> What the exercise asks
Select all lines holding the word "data" from the entries that follow.

> Exercise input
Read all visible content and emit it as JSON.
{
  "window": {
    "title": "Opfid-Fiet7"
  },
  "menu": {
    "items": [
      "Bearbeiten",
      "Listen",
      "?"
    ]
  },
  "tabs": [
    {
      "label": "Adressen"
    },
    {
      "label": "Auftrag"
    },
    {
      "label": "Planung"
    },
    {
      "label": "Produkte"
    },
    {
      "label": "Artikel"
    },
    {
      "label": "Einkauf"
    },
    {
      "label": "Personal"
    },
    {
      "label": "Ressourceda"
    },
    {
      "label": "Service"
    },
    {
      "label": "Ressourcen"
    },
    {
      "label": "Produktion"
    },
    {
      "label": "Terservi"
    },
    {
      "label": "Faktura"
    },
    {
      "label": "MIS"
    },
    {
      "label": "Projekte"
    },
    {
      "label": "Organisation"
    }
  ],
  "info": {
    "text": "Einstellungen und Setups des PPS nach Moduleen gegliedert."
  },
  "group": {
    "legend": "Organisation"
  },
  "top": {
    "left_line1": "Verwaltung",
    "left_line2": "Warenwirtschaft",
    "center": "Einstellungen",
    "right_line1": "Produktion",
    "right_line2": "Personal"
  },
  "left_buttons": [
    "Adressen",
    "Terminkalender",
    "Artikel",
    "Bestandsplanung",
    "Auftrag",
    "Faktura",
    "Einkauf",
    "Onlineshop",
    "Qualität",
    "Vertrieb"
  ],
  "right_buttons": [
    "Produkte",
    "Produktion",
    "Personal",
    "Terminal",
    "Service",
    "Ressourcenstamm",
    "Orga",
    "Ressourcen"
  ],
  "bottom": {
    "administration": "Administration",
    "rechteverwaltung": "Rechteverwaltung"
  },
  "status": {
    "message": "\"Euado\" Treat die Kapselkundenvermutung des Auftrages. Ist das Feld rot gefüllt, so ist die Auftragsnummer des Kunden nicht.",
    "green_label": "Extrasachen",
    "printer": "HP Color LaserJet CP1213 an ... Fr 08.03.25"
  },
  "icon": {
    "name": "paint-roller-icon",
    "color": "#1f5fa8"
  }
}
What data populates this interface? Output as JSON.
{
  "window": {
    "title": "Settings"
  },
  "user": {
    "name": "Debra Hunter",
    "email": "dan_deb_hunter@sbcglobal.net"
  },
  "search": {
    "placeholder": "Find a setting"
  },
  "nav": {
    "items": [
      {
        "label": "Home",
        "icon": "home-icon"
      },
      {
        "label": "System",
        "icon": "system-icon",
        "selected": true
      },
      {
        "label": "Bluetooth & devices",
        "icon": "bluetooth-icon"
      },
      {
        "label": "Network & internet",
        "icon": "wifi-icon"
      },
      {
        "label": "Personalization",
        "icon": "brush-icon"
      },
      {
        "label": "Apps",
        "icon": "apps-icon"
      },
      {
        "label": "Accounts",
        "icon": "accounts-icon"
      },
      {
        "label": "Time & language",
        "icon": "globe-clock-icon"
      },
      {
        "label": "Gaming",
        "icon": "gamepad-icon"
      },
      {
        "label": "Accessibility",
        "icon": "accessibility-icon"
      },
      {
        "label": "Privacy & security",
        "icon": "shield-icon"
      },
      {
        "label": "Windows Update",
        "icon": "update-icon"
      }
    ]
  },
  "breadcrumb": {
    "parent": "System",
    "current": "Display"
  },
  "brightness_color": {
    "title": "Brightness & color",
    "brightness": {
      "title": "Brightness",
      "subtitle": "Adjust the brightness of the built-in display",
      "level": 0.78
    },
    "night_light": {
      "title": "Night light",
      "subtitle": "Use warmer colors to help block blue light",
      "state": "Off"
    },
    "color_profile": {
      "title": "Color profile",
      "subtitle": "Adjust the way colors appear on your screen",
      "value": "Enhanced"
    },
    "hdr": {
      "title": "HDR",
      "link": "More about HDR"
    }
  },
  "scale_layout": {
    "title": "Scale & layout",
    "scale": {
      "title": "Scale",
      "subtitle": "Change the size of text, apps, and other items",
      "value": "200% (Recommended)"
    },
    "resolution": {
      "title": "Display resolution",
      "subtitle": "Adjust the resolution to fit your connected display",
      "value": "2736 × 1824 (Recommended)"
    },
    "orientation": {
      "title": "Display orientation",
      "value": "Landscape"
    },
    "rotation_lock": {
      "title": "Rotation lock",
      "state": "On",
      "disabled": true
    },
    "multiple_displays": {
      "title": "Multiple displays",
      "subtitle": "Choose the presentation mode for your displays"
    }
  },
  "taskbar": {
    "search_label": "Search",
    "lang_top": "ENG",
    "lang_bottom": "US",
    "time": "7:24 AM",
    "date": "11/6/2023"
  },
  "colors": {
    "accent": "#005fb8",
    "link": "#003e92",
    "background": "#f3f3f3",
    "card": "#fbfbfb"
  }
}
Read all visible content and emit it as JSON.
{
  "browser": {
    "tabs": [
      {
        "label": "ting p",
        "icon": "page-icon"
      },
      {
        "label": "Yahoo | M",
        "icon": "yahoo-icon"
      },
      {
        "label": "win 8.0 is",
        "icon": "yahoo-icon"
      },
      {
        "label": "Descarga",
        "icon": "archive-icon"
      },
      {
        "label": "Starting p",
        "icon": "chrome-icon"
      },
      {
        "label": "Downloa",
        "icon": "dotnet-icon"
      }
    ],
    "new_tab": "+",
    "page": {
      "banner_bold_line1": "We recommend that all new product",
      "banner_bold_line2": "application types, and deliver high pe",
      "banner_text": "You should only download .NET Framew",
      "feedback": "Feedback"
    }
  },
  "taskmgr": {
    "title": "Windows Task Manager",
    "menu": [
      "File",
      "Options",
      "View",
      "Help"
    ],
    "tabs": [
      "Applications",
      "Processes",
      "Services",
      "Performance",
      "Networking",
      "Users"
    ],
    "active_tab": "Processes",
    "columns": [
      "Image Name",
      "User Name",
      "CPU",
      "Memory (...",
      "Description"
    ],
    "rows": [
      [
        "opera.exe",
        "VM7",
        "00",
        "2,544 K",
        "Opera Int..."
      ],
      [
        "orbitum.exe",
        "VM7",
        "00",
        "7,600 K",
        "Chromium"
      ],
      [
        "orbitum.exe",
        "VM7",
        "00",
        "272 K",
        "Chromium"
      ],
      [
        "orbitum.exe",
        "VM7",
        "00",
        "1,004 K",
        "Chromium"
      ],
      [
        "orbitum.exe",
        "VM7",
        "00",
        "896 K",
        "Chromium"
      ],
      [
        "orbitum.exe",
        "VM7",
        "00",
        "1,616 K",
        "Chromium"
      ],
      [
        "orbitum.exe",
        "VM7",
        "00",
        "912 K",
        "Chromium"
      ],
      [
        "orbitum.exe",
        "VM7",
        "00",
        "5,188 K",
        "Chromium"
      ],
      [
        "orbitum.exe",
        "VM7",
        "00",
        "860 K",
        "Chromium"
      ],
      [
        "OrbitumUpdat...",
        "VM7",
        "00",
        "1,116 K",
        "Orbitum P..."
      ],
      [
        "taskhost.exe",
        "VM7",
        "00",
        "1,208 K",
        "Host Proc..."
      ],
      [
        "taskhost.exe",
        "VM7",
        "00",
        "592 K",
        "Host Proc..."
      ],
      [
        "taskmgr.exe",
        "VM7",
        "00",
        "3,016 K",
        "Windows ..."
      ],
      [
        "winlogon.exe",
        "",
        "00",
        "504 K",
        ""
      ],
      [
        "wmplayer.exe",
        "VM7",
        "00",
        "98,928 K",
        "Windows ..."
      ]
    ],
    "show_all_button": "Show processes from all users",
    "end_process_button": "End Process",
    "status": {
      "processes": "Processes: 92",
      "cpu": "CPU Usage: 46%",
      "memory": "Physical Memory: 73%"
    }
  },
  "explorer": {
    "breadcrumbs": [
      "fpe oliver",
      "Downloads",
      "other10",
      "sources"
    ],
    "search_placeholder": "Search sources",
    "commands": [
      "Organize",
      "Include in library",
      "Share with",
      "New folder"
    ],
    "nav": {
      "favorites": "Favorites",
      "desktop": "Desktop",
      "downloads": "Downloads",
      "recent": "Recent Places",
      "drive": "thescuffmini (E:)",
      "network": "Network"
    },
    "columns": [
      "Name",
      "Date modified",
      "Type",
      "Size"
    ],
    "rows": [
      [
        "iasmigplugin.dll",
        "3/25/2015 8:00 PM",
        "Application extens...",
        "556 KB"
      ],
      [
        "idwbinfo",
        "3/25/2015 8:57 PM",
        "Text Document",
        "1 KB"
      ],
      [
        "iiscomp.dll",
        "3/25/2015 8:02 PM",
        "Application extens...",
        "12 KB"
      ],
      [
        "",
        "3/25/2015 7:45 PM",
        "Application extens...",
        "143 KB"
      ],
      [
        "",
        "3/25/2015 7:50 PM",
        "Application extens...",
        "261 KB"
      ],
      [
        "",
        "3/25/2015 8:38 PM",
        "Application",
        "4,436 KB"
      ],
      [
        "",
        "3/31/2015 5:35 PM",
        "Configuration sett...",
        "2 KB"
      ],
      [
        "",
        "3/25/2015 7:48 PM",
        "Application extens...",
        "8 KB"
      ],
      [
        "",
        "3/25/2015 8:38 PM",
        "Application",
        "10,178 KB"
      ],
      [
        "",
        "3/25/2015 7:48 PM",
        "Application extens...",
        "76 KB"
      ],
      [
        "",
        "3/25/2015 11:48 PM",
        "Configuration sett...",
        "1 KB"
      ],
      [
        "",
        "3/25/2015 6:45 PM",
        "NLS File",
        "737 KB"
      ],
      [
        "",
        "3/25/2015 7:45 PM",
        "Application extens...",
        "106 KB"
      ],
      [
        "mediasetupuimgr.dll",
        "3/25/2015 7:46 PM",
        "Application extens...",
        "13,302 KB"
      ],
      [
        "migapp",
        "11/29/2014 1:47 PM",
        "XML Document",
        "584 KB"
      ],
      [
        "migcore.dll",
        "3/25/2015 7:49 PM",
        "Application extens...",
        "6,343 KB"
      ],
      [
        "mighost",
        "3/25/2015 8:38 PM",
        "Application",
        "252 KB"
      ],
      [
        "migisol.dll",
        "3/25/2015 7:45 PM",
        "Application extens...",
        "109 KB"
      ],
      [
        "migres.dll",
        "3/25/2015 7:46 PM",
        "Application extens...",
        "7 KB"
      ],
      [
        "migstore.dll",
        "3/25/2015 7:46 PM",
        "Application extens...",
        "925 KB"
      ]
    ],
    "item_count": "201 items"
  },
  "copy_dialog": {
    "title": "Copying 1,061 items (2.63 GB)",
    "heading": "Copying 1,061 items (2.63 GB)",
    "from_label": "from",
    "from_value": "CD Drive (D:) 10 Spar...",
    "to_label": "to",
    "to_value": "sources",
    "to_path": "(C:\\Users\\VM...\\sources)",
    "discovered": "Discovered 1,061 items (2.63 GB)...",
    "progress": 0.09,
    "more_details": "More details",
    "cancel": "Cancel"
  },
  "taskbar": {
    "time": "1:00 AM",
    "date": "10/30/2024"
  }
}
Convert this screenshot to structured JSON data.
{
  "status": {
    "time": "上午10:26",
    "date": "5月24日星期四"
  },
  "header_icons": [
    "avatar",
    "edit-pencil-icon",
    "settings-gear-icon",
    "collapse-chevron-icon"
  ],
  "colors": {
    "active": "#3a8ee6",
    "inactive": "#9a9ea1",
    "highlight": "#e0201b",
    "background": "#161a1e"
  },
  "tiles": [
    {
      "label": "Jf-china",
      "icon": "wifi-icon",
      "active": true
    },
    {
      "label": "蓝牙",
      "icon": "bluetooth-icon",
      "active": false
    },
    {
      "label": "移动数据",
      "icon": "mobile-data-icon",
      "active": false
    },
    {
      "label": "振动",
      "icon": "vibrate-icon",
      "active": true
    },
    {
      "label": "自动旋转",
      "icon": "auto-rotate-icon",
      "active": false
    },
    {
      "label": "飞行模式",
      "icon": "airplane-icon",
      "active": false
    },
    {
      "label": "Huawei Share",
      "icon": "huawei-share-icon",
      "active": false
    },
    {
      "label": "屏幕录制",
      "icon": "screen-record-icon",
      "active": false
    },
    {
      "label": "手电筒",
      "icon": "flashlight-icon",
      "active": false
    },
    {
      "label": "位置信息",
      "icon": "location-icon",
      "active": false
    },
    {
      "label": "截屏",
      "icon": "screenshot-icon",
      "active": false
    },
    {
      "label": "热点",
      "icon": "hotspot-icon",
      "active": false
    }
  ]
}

> Correct response
What data populates this interface? Output as JSON.
Convert this screenshot to structured JSON data.
      "icon": "mobile-data-icon",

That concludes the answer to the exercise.